§ Set exercise:
Set all the material down again unchanged, without the pictures.

§ Stored rows:

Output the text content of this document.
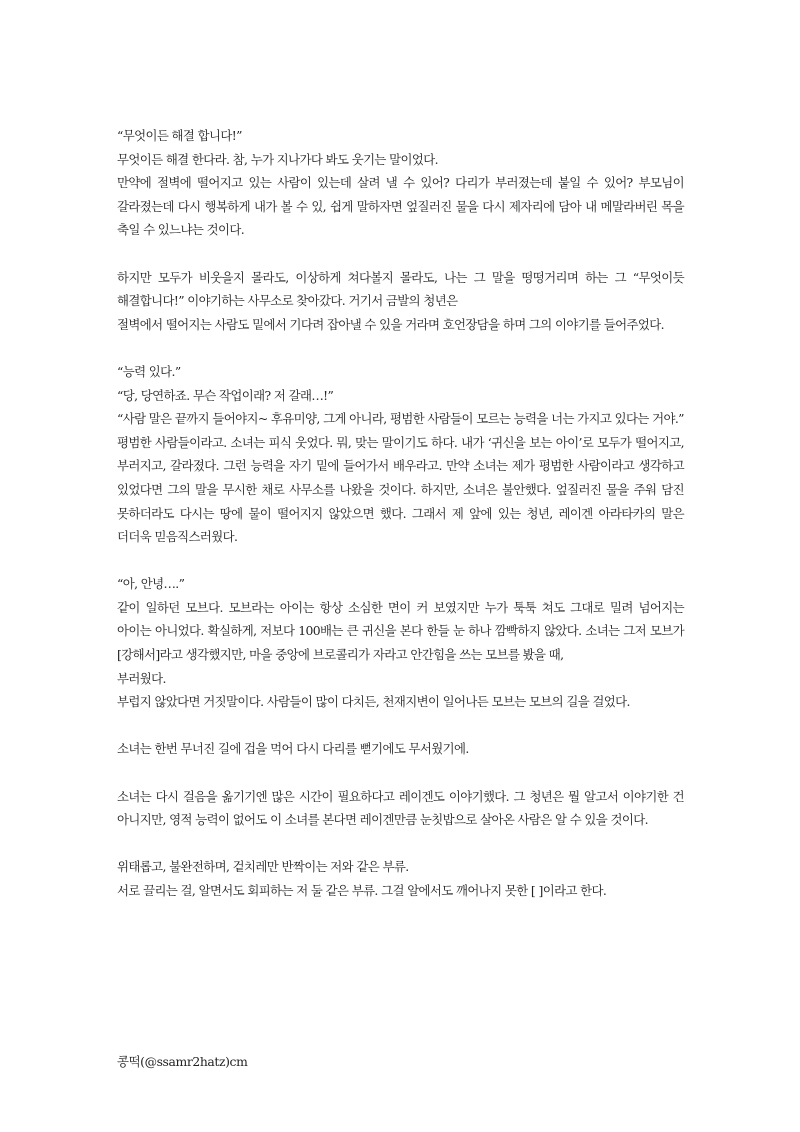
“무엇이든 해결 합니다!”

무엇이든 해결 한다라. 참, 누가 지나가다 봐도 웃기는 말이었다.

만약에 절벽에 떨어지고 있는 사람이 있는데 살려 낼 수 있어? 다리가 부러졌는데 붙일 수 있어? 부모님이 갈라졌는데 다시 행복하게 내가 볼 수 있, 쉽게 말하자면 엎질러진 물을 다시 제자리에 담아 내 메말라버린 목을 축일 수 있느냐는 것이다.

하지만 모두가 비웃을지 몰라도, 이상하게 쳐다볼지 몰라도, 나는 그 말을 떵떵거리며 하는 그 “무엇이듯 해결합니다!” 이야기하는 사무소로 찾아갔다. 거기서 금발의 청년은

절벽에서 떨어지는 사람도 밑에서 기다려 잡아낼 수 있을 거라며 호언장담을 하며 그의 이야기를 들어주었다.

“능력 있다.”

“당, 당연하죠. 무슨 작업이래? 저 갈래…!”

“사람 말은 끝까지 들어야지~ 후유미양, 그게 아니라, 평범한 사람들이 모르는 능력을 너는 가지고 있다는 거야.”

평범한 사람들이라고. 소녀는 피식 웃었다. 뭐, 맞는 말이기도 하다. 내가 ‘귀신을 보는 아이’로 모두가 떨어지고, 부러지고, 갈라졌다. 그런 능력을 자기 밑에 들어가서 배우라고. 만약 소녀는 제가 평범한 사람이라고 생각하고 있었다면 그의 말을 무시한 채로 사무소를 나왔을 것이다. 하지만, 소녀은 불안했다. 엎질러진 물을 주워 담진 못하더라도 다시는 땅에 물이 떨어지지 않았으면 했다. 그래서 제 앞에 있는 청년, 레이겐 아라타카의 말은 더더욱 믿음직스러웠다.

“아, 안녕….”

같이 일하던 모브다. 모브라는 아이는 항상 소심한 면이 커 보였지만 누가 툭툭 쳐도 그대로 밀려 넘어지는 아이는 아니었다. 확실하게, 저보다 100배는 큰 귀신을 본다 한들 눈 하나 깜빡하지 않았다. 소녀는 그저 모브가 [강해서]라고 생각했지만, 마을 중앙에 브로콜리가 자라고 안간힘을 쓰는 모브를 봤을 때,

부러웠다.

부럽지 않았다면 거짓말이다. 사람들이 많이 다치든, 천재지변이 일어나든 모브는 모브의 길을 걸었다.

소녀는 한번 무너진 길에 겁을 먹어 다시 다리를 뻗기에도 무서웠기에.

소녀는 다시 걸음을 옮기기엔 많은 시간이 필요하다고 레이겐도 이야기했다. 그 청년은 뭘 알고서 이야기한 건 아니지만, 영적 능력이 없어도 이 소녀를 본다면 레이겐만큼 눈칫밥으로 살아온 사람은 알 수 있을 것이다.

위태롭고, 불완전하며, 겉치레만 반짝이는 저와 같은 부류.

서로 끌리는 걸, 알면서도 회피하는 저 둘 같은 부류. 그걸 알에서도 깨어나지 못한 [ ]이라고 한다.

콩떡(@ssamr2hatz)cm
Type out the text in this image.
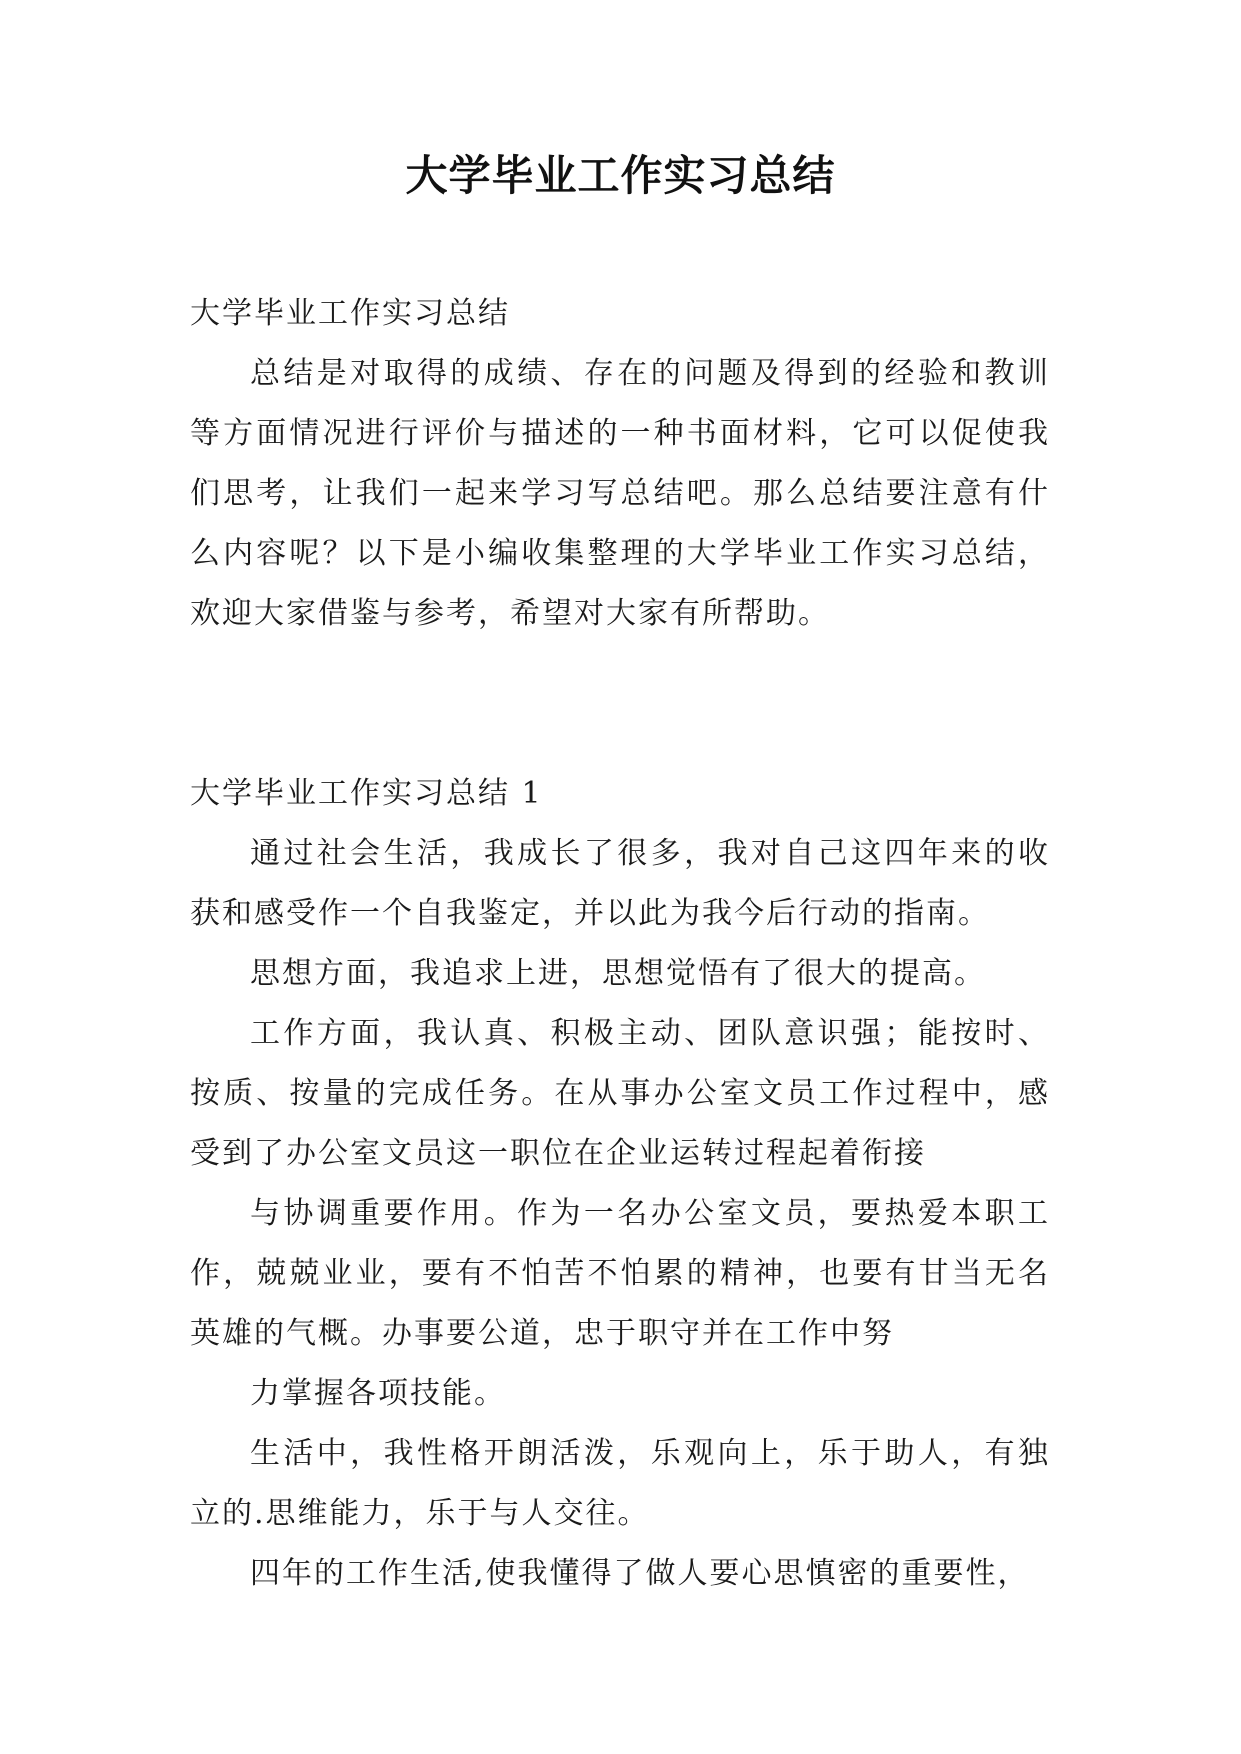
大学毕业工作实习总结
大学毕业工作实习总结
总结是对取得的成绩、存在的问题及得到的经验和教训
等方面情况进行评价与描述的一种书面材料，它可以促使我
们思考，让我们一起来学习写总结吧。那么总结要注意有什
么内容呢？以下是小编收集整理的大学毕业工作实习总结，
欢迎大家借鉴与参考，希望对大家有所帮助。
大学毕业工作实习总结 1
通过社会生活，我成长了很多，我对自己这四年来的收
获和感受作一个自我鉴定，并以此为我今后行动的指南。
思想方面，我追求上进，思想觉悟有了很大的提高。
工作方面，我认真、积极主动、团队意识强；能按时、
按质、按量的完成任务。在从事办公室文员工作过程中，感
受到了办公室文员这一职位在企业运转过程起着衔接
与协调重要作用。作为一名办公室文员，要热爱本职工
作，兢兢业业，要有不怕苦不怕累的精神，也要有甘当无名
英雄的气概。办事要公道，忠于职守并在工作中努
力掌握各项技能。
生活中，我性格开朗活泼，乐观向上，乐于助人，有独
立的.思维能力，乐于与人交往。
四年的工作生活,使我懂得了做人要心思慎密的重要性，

§ Task response:
Output the text content of this document.
“무엇이든 해결 합니다!”

무엇이든 해결 한다라. 참, 누가 지나가다 봐도 웃기는 말이었다.

만약에 절벽에 떨어지고 있는 사람이 있는데 살려 낼 수 있어? 다리가 부러졌는데 붙일 수 있어? 부모님이 갈라졌는데 다시 행복하게 내가 볼 수 있, 쉽게 말하자면 엎질러진 물을 다시 제자리에 담아 내 메말라버린 목을 축일 수 있느냐는 것이다.

하지만 모두가 비웃을지 몰라도, 이상하게 쳐다볼지 몰라도, 나는 그 말을 떵떵거리며 하는 그 “무엇이듯 해결합니다!” 이야기하는 사무소로 찾아갔다. 거기서 금발의 청년은

절벽에서 떨어지는 사람도 밑에서 기다려 잡아낼 수 있을 거라며 호언장담을 하며 그의 이야기를 들어주었다.

“능력 있다.”

“당, 당연하죠. 무슨 작업이래? 저 갈래…!”

“사람 말은 끝까지 들어야지~ 후유미양, 그게 아니라, 평범한 사람들이 모르는 능력을 너는 가지고 있다는 거야.”

평범한 사람들이라고. 소녀는 피식 웃었다. 뭐, 맞는 말이기도 하다. 내가 ‘귀신을 보는 아이’로 모두가 떨어지고, 부러지고, 갈라졌다. 그런 능력을 자기 밑에 들어가서 배우라고. 만약 소녀는 제가 평범한 사람이라고 생각하고 있었다면 그의 말을 무시한 채로 사무소를 나왔을 것이다. 하지만, 소녀은 불안했다. 엎질러진 물을 주워 담진 못하더라도 다시는 땅에 물이 떨어지지 않았으면 했다. 그래서 제 앞에 있는 청년, 레이겐 아라타카의 말은 더더욱 믿음직스러웠다.

“아, 안녕….”

같이 일하던 모브다. 모브라는 아이는 항상 소심한 면이 커 보였지만 누가 툭툭 쳐도 그대로 밀려 넘어지는 아이는 아니었다. 확실하게, 저보다 100배는 큰 귀신을 본다 한들 눈 하나 깜빡하지 않았다. 소녀는 그저 모브가 [강해서]라고 생각했지만, 마을 중앙에 브로콜리가 자라고 안간힘을 쓰는 모브를 봤을 때,

부러웠다.

부럽지 않았다면 거짓말이다. 사람들이 많이 다치든, 천재지변이 일어나든 모브는 모브의 길을 걸었다.

소녀는 한번 무너진 길에 겁을 먹어 다시 다리를 뻗기에도 무서웠기에.

소녀는 다시 걸음을 옮기기엔 많은 시간이 필요하다고 레이겐도 이야기했다. 그 청년은 뭘 알고서 이야기한 건 아니지만, 영적 능력이 없어도 이 소녀를 본다면 레이겐만큼 눈칫밥으로 살아온 사람은 알 수 있을 것이다.

위태롭고, 불완전하며, 겉치레만 반짝이는 저와 같은 부류.

서로 끌리는 걸, 알면서도 회피하는 저 둘 같은 부류. 그걸 알에서도 깨어나지 못한 [ ]이라고 한다.

콩떡(@ssamr2hatz)cm
Type out the text in this image.
大学毕业工作实习总结
大学毕业工作实习总结
总结是对取得的成绩、存在的问题及得到的经验和教训
等方面情况进行评价与描述的一种书面材料，它可以促使我
们思考，让我们一起来学习写总结吧。那么总结要注意有什
么内容呢？以下是小编收集整理的大学毕业工作实习总结，
欢迎大家借鉴与参考，希望对大家有所帮助。
大学毕业工作实习总结 1
通过社会生活，我成长了很多，我对自己这四年来的收
获和感受作一个自我鉴定，并以此为我今后行动的指南。
思想方面，我追求上进，思想觉悟有了很大的提高。
工作方面，我认真、积极主动、团队意识强；能按时、
按质、按量的完成任务。在从事办公室文员工作过程中，感
受到了办公室文员这一职位在企业运转过程起着衔接
与协调重要作用。作为一名办公室文员，要热爱本职工
作，兢兢业业，要有不怕苦不怕累的精神，也要有甘当无名
英雄的气概。办事要公道，忠于职守并在工作中努
力掌握各项技能。
生活中，我性格开朗活泼，乐观向上，乐于助人，有独
立的.思维能力，乐于与人交往。
四年的工作生活,使我懂得了做人要心思慎密的重要性，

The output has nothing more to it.